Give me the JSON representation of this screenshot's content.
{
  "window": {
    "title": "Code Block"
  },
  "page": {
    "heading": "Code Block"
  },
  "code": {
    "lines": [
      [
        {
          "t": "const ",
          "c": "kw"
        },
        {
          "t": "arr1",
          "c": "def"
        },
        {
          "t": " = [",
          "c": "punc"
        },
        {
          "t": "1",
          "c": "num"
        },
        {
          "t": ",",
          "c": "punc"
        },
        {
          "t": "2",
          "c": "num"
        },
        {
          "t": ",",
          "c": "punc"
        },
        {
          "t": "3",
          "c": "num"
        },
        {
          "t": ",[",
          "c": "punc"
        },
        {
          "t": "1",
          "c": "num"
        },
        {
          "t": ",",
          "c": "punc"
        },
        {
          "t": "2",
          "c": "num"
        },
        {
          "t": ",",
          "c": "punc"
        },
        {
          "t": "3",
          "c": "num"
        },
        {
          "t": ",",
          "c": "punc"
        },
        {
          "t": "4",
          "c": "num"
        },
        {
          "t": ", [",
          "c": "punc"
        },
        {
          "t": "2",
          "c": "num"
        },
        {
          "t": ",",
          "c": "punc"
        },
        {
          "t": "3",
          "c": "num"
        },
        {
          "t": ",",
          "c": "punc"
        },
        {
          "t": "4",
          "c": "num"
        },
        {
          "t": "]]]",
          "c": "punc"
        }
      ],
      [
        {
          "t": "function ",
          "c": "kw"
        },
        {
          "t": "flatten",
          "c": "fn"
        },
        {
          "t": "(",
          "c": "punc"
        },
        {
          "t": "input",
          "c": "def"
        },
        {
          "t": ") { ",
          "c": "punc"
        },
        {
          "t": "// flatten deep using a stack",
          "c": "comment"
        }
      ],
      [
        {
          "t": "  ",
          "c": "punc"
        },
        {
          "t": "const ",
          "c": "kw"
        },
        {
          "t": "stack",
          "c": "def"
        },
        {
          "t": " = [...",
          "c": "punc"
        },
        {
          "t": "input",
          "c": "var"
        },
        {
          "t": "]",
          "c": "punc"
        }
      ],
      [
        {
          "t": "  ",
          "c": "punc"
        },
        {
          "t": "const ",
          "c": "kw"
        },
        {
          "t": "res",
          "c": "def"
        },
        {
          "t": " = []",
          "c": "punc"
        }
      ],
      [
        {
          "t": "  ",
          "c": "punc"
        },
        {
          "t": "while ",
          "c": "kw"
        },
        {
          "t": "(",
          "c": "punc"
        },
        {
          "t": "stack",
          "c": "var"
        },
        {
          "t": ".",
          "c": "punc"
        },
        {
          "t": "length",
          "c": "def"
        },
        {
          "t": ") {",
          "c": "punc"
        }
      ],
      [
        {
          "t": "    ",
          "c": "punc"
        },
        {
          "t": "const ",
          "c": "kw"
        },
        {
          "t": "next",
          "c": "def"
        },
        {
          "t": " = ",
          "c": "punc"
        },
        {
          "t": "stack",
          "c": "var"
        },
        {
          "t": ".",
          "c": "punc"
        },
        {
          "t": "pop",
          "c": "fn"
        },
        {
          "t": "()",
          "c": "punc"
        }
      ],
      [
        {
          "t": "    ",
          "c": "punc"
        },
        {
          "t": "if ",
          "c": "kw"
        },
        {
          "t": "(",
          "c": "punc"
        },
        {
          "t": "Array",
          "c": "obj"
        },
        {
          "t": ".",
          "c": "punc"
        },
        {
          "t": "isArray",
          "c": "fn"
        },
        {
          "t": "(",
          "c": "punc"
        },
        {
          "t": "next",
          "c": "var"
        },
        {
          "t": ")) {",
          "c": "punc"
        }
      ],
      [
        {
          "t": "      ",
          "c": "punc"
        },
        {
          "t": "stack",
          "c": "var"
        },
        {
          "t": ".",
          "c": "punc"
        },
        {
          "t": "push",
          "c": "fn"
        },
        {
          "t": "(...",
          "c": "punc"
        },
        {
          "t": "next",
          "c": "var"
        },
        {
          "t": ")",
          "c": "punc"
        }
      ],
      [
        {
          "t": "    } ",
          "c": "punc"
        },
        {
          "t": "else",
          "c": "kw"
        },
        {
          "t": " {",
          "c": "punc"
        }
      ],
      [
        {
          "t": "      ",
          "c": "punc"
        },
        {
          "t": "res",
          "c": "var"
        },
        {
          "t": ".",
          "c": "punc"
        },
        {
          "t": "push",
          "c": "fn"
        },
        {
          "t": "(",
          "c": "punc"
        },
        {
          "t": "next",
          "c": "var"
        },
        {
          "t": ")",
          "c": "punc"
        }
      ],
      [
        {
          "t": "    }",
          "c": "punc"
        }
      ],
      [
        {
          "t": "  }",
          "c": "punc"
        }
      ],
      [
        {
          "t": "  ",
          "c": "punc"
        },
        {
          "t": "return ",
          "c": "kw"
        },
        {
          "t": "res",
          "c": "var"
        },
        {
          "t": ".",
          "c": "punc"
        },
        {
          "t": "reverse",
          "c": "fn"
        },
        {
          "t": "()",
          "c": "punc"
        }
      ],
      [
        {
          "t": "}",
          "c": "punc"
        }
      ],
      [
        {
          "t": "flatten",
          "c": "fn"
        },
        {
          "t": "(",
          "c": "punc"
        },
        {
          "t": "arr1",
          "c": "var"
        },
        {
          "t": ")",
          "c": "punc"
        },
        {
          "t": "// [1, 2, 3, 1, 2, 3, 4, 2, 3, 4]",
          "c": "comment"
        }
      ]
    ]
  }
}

-- -- --

### WRITTEN EXERCISE:
Repeat every entry word for word.

### EXPECTED ANSWER:
Give me the JSON representation of this screenshot's content.
{
  "window": {
    "title": "Code Block"
  },
  "page": {
    "heading": "Code Block"
  },
  "code": {
    "lines": [
      [
        {
          "t": "const ",
          "c": "kw"
        },
        {
          "t": "arr1",
          "c": "def"
        },
        {
          "t": " = [",
          "c": "punc"
        },
        {
          "t": "1",
          "c": "num"
        },
        {
          "t": ",",
          "c": "punc"
        },
        {
          "t": "2",
          "c": "num"
        },
        {
          "t": ",",
          "c": "punc"
        },
        {
          "t": "3",
          "c": "num"
        },
        {
          "t": ",[",
          "c": "punc"
        },
        {
          "t": "1",
          "c": "num"
        },
        {
          "t": ",",
          "c": "punc"
        },
        {
          "t": "2",
          "c": "num"
        },
        {
          "t": ",",
          "c": "punc"
        },
        {
          "t": "3",
          "c": "num"
        },
        {
          "t": ",",
          "c": "punc"
        },
        {
          "t": "4",
          "c": "num"
        },
        {
          "t": ", [",
          "c": "punc"
        },
        {
          "t": "2",
          "c": "num"
        },
        {
          "t": ",",
          "c": "punc"
        },
        {
          "t": "3",
          "c": "num"
        },
        {
          "t": ",",
          "c": "punc"
        },
        {
          "t": "4",
          "c": "num"
        },
        {
          "t": "]]]",
          "c": "punc"
        }
      ],
      [
        {
          "t": "function ",
          "c": "kw"
        },
        {
          "t": "flatten",
          "c": "fn"
        },
        {
          "t": "(",
          "c": "punc"
        },
        {
          "t": "input",
          "c": "def"
        },
        {
          "t": ") { ",
          "c": "punc"
        },
        {
          "t": "// flatten deep using a stack",
          "c": "comment"
        }
      ],
      [
        {
          "t": "  ",
          "c": "punc"
        },
        {
          "t": "const ",
          "c": "kw"
        },
        {
          "t": "stack",
          "c": "def"
        },
        {
          "t": " = [...",
          "c": "punc"
        },
        {
          "t": "input",
          "c": "var"
        },
        {
          "t": "]",
          "c": "punc"
        }
      ],
      [
        {
          "t": "  ",
          "c": "punc"
        },
        {
          "t": "const ",
          "c": "kw"
        },
        {
          "t": "res",
          "c": "def"
        },
        {
          "t": " = []",
          "c": "punc"
        }
      ],
      [
        {
          "t": "  ",
          "c": "punc"
        },
        {
          "t": "while ",
          "c": "kw"
        },
        {
          "t": "(",
          "c": "punc"
        },
        {
          "t": "stack",
          "c": "var"
        },
        {
          "t": ".",
          "c": "punc"
        },
        {
          "t": "length",
          "c": "def"
        },
        {
          "t": ") {",
          "c": "punc"
        }
      ],
      [
        {
          "t": "    ",
          "c": "punc"
        },
        {
          "t": "const ",
          "c": "kw"
        },
        {
          "t": "next",
          "c": "def"
        },
        {
          "t": " = ",
          "c": "punc"
        },
        {
          "t": "stack",
          "c": "var"
        },
        {
          "t": ".",
          "c": "punc"
        },
        {
          "t": "pop",
          "c": "fn"
        },
        {
          "t": "()",
          "c": "punc"
        }
      ],
      [
        {
          "t": "    ",
          "c": "punc"
        },
        {
          "t": "if ",
          "c": "kw"
        },
        {
          "t": "(",
          "c": "punc"
        },
        {
          "t": "Array",
          "c": "obj"
        },
        {
          "t": ".",
          "c": "punc"
        },
        {
          "t": "isArray",
          "c": "fn"
        },
        {
          "t": "(",
          "c": "punc"
        },
        {
          "t": "next",
          "c": "var"
        },
        {
          "t": ")) {",
          "c": "punc"
        }
      ],
      [
        {
          "t": "      ",
          "c": "punc"
        },
        {
          "t": "stack",
          "c": "var"
        },
        {
          "t": ".",
          "c": "punc"
        },
        {
          "t": "push",
          "c": "fn"
        },
        {
          "t": "(...",
          "c": "punc"
        },
        {
          "t": "next",
          "c": "var"
        },
        {
          "t": ")",
          "c": "punc"
        }
      ],
      [
        {
          "t": "    } ",
          "c": "punc"
        },
        {
          "t": "else",
          "c": "kw"
        },
        {
          "t": " {",
          "c": "punc"
        }
      ],
      [
        {
          "t": "      ",
          "c": "punc"
        },
        {
          "t": "res",
          "c": "var"
        },
        {
          "t": ".",
          "c": "punc"
        },
        {
          "t": "push",
          "c": "fn"
        },
        {
          "t": "(",
          "c": "punc"
        },
        {
          "t": "next",
          "c": "var"
        },
        {
          "t": ")",
          "c": "punc"
        }
      ],
      [
        {
          "t": "    }",
          "c": "punc"
        }
      ],
      [
        {
          "t": "  }",
          "c": "punc"
        }
      ],
      [
        {
          "t": "  ",
          "c": "punc"
        },
        {
          "t": "return ",
          "c": "kw"
        },
        {
          "t": "res",
          "c": "var"
        },
        {
          "t": ".",
          "c": "punc"
        },
        {
          "t": "reverse",
          "c": "fn"
        },
        {
          "t": "()",
          "c": "punc"
        }
      ],
      [
        {
          "t": "}",
          "c": "punc"
        }
      ],
      [
        {
          "t": "flatten",
          "c": "fn"
        },
        {
          "t": "(",
          "c": "punc"
        },
        {
          "t": "arr1",
          "c": "var"
        },
        {
          "t": ")",
          "c": "punc"
        },
        {
          "t": "// [1, 2, 3, 1, 2, 3, 4, 2, 3, 4]",
          "c": "comment"
        }
      ]
    ]
  }
}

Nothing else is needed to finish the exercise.